>> Begin RECORDED INFORMATION

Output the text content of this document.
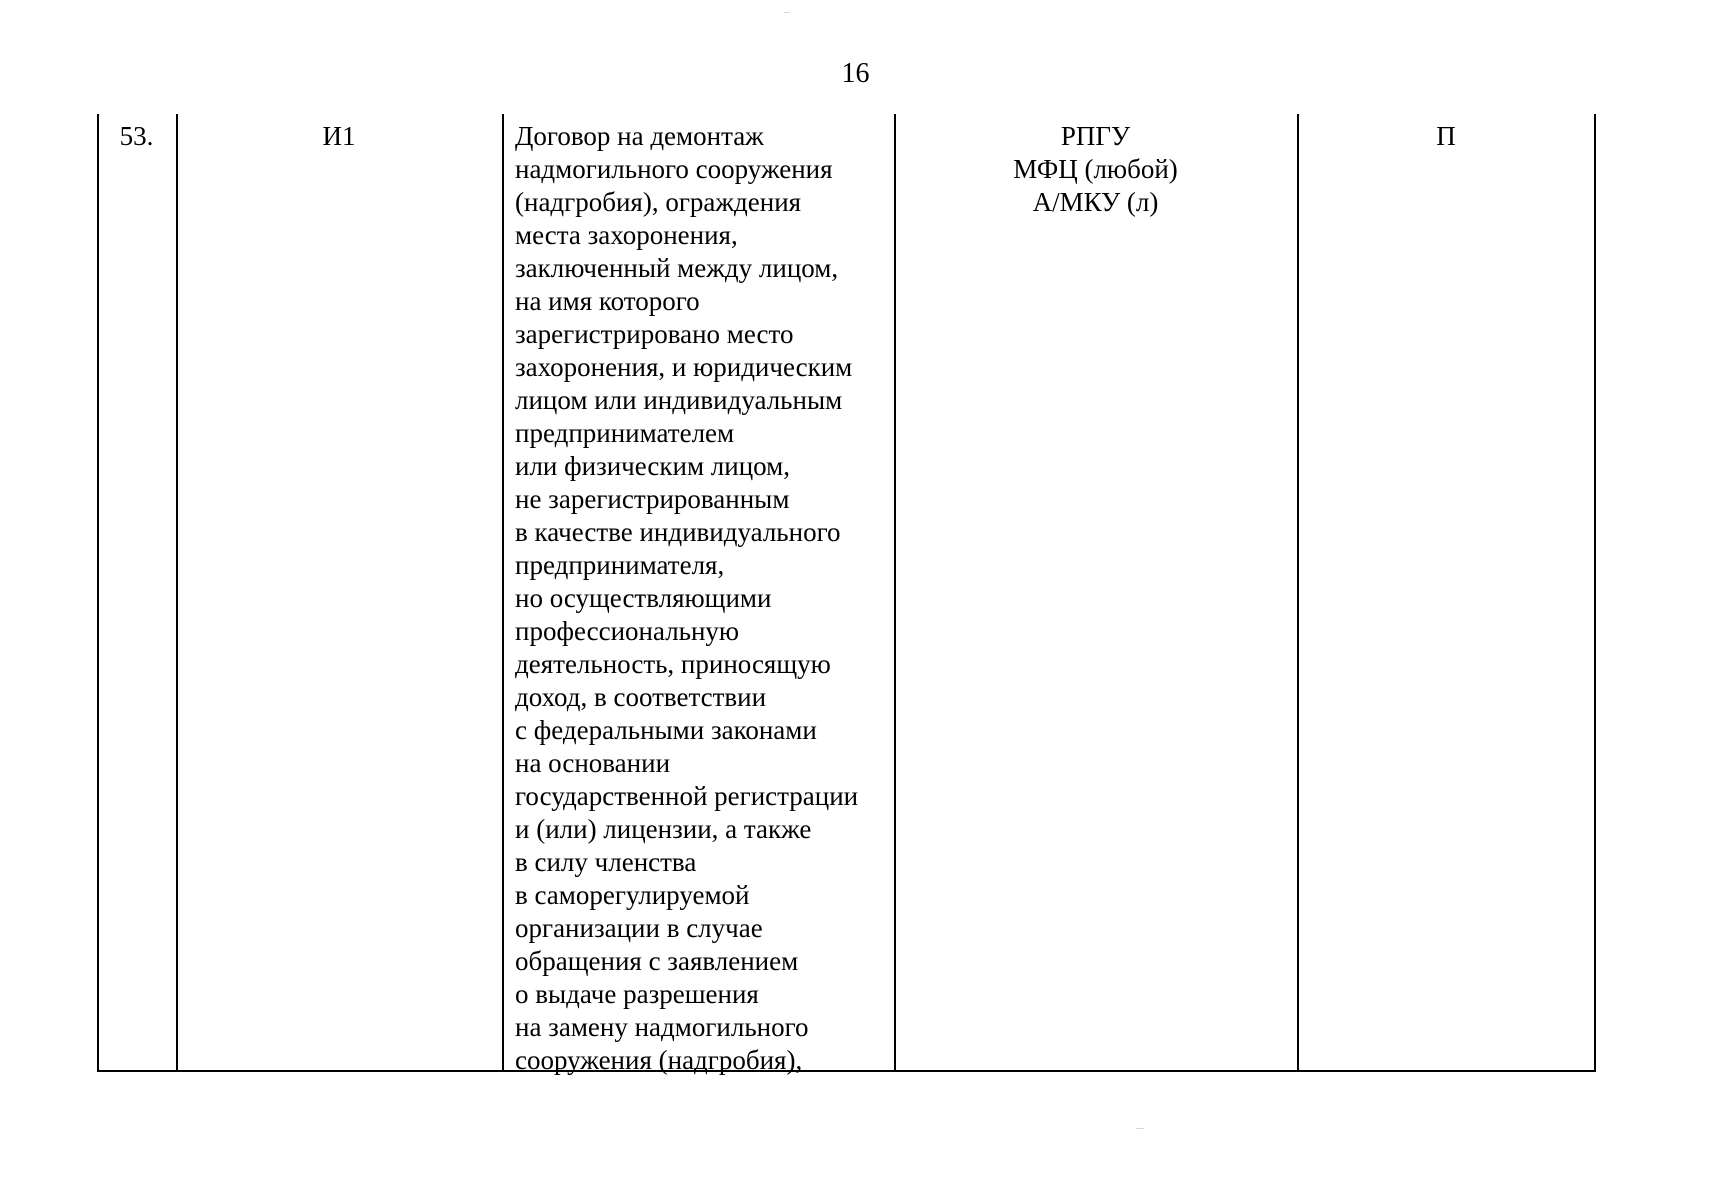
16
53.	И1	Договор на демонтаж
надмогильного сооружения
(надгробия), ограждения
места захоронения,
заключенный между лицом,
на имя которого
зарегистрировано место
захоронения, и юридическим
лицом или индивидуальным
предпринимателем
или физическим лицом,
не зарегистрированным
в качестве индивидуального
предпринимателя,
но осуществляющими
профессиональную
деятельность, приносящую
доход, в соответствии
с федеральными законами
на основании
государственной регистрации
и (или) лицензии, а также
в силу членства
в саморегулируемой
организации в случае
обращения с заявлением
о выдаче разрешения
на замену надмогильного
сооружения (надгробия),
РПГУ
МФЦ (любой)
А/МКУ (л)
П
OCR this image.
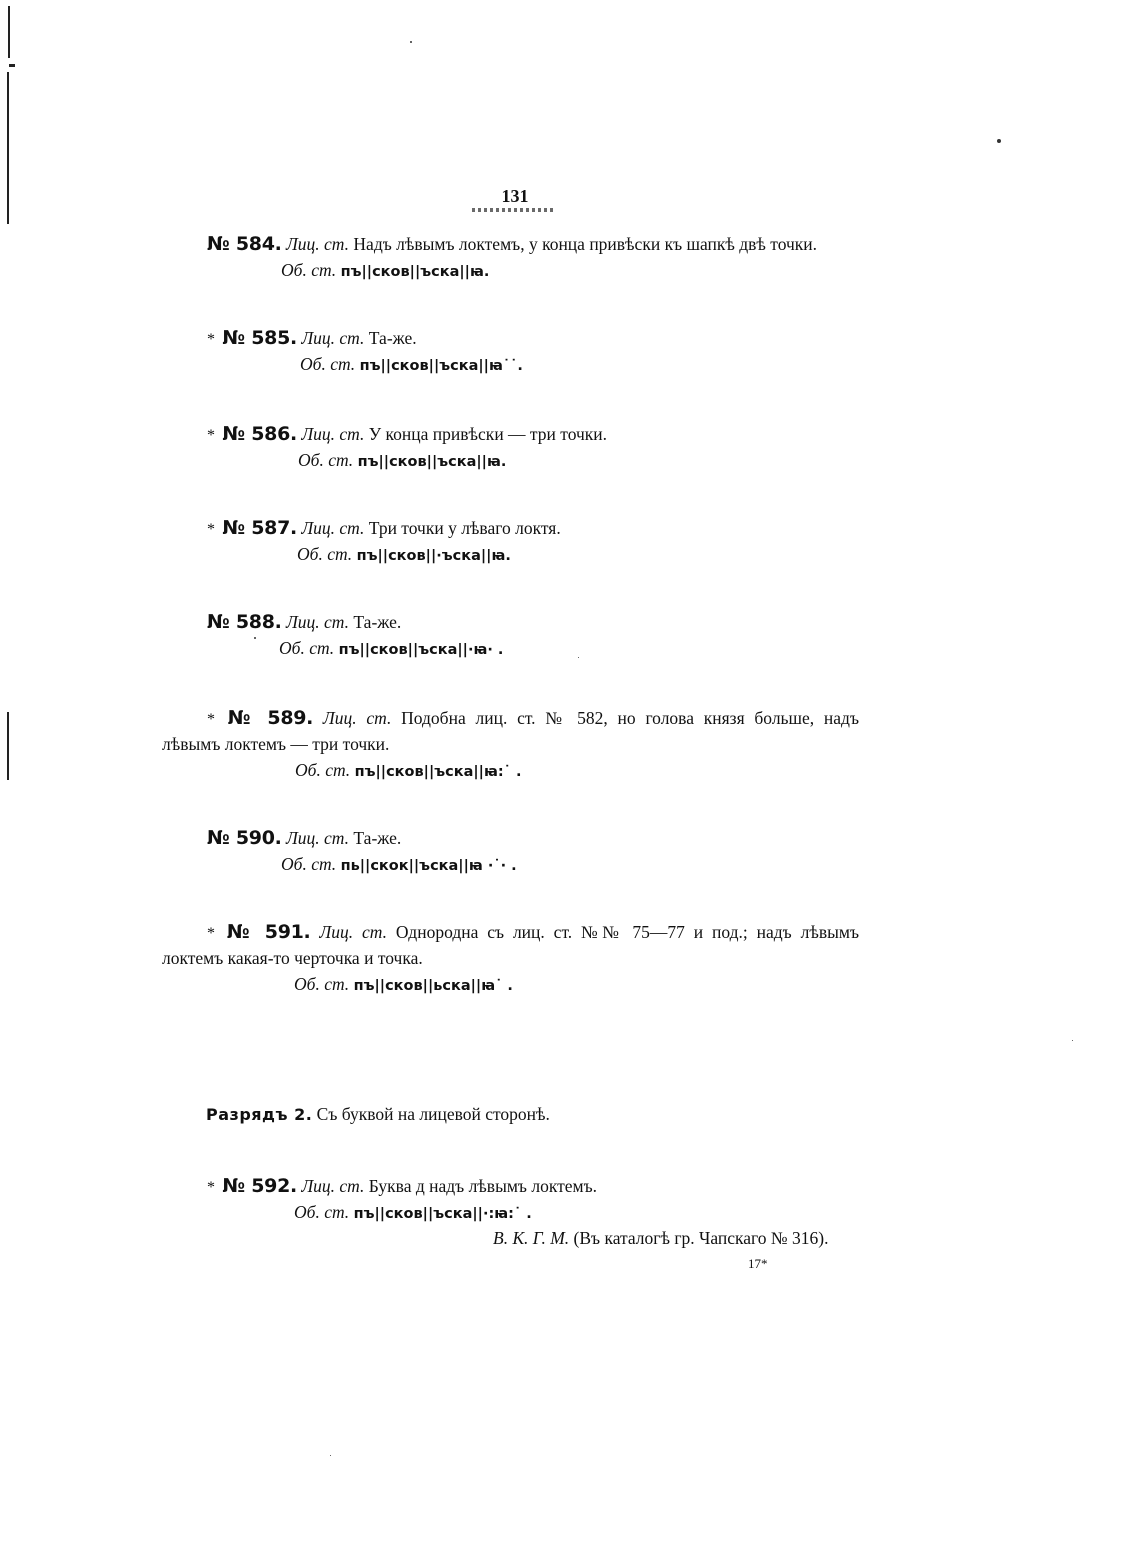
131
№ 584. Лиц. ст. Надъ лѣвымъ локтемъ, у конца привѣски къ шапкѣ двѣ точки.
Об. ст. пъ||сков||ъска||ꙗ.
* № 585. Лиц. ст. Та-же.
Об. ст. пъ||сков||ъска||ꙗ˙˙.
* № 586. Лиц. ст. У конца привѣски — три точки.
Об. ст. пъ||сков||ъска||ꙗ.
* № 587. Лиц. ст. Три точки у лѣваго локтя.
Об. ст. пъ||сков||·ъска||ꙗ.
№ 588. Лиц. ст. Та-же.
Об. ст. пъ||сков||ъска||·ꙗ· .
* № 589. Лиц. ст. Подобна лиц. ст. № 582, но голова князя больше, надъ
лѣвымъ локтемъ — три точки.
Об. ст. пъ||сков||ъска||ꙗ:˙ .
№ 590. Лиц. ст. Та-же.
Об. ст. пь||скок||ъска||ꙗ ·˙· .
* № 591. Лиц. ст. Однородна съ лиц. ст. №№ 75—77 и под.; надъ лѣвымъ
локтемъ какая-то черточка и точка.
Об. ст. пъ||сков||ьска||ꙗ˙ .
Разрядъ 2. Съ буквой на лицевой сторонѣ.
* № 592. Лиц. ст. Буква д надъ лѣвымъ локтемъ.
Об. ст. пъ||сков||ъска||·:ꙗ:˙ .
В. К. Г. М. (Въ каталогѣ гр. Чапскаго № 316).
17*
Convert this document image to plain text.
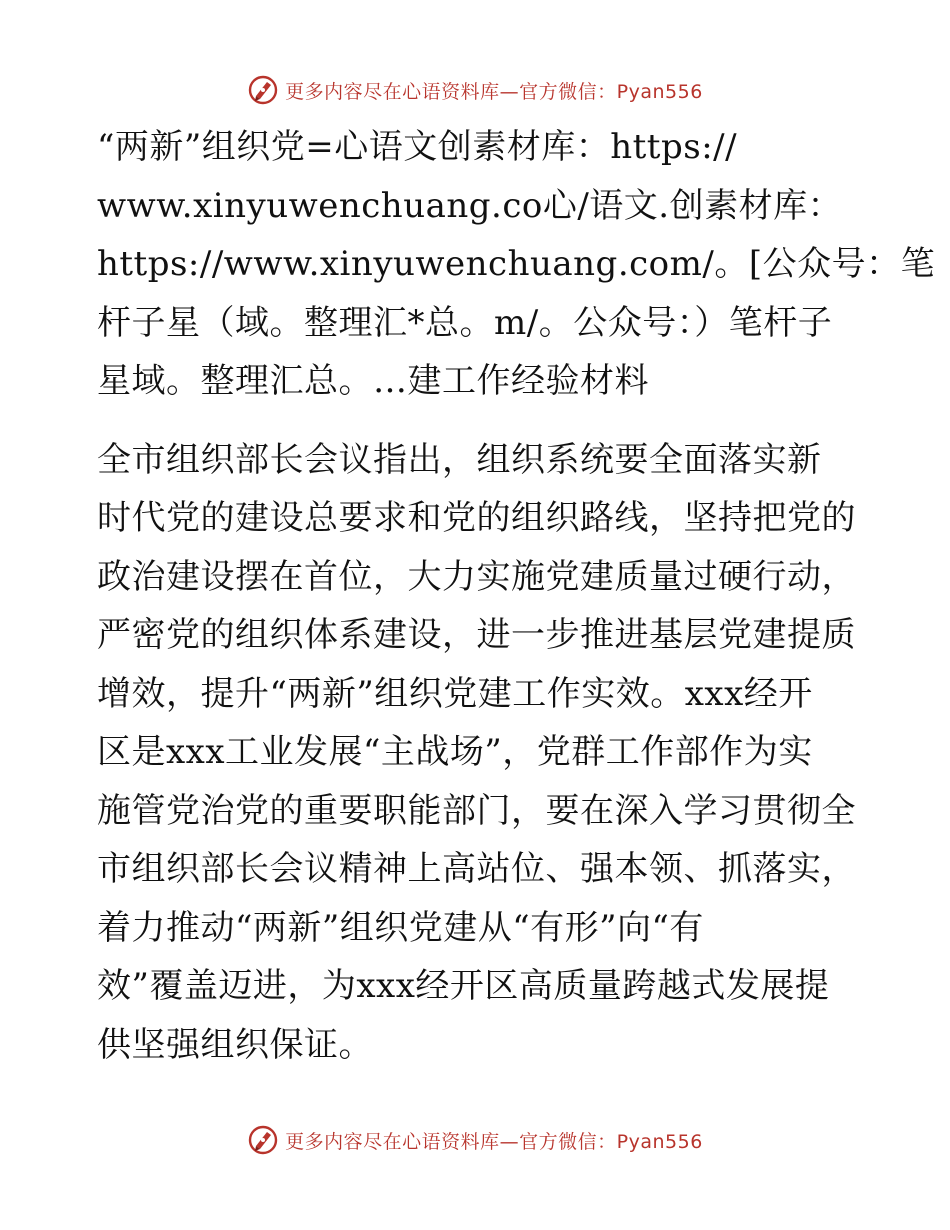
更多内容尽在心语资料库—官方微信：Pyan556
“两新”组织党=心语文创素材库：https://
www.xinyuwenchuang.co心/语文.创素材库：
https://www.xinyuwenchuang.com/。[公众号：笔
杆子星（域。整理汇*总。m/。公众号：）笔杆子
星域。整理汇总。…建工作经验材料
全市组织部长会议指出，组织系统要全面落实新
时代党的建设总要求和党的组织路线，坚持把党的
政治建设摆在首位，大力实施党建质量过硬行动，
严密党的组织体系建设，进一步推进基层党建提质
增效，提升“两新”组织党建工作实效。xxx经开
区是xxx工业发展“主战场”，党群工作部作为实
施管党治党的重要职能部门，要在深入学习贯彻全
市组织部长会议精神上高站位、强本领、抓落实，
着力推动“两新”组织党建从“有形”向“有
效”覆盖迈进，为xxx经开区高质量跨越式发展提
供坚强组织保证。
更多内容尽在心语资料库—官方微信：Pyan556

>> End RECORDED INFORMATION

STATED TASK:
None of the pictures should appear; repeat the records exactly otherwise.

FINISHED TASK:
Output the text content of this document.
16
53.	И1	Договор на демонтаж
надмогильного сооружения
(надгробия), ограждения
места захоронения,
заключенный между лицом,
на имя которого
зарегистрировано место
захоронения, и юридическим
лицом или индивидуальным
предпринимателем
или физическим лицом,
не зарегистрированным
в качестве индивидуального
предпринимателя,
но осуществляющими
профессиональную
деятельность, приносящую
доход, в соответствии
с федеральными законами
на основании
государственной регистрации
и (или) лицензии, а также
в силу членства
в саморегулируемой
организации в случае
обращения с заявлением
о выдаче разрешения
на замену надмогильного
сооружения (надгробия),
РПГУ
МФЦ (любой)
А/МКУ (л)
П
OCR this image.
131
№ 584. Лиц. ст. Надъ лѣвымъ локтемъ, у конца привѣски къ шапкѣ двѣ точки.
Об. ст. пъ||сков||ъска||ꙗ.
* № 585. Лиц. ст. Та-же.
Об. ст. пъ||сков||ъска||ꙗ˙˙.
* № 586. Лиц. ст. У конца привѣски — три точки.
Об. ст. пъ||сков||ъска||ꙗ.
* № 587. Лиц. ст. Три точки у лѣваго локтя.
Об. ст. пъ||сков||·ъска||ꙗ.
№ 588. Лиц. ст. Та-же.
Об. ст. пъ||сков||ъска||·ꙗ· .
* № 589. Лиц. ст. Подобна лиц. ст. № 582, но голова князя больше, надъ
лѣвымъ локтемъ — три точки.
Об. ст. пъ||сков||ъска||ꙗ:˙ .
№ 590. Лиц. ст. Та-же.
Об. ст. пь||скок||ъска||ꙗ ·˙· .
* № 591. Лиц. ст. Однородна съ лиц. ст. №№ 75—77 и под.; надъ лѣвымъ
локтемъ какая-то черточка и точка.
Об. ст. пъ||сков||ьска||ꙗ˙ .
Разрядъ 2. Съ буквой на лицевой сторонѣ.
* № 592. Лиц. ст. Буква д надъ лѣвымъ локтемъ.
Об. ст. пъ||сков||ъска||·:ꙗ:˙ .
В. К. Г. М. (Въ каталогѣ гр. Чапскаго № 316).
17*
Convert this document image to plain text.
更多内容尽在心语资料库—官方微信：Pyan556
“两新”组织党=心语文创素材库：https://
www.xinyuwenchuang.co心/语文.创素材库：
https://www.xinyuwenchuang.com/。[公众号：笔
杆子星（域。整理汇*总。m/。公众号：）笔杆子
星域。整理汇总。…建工作经验材料
全市组织部长会议指出，组织系统要全面落实新
时代党的建设总要求和党的组织路线，坚持把党的
政治建设摆在首位，大力实施党建质量过硬行动，
严密党的组织体系建设，进一步推进基层党建提质
增效，提升“两新”组织党建工作实效。xxx经开
区是xxx工业发展“主战场”，党群工作部作为实
施管党治党的重要职能部门，要在深入学习贯彻全
市组织部长会议精神上高站位、强本领、抓落实，
着力推动“两新”组织党建从“有形”向“有
效”覆盖迈进，为xxx经开区高质量跨越式发展提
供坚强组织保证。
更多内容尽在心语资料库—官方微信：Pyan556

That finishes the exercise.